** begin Data lines **

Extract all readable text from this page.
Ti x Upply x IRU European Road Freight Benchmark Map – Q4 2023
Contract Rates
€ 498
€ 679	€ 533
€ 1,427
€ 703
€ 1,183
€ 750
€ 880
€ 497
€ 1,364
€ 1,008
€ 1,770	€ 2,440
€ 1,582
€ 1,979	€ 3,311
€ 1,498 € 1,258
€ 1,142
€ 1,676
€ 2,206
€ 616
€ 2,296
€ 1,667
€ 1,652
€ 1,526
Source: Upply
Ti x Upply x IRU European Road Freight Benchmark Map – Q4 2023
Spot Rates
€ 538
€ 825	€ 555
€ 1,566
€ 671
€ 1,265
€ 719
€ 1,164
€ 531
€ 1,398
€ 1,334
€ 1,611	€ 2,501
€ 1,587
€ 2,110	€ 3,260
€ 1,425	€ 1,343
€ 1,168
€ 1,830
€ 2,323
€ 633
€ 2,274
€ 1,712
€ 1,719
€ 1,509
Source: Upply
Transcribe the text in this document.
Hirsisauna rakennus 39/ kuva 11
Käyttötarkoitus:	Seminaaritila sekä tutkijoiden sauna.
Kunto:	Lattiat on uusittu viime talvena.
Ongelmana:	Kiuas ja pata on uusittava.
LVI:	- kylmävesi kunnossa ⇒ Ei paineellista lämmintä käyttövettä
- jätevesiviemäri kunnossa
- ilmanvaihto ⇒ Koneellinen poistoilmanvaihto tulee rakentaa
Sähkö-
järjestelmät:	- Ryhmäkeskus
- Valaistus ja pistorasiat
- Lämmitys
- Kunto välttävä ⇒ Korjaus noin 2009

** end Data lines **

**Set task:**
Tally the lines in the entries above that hold the word "kunnossa". Reply with nothing but that count.

**Final result:**
2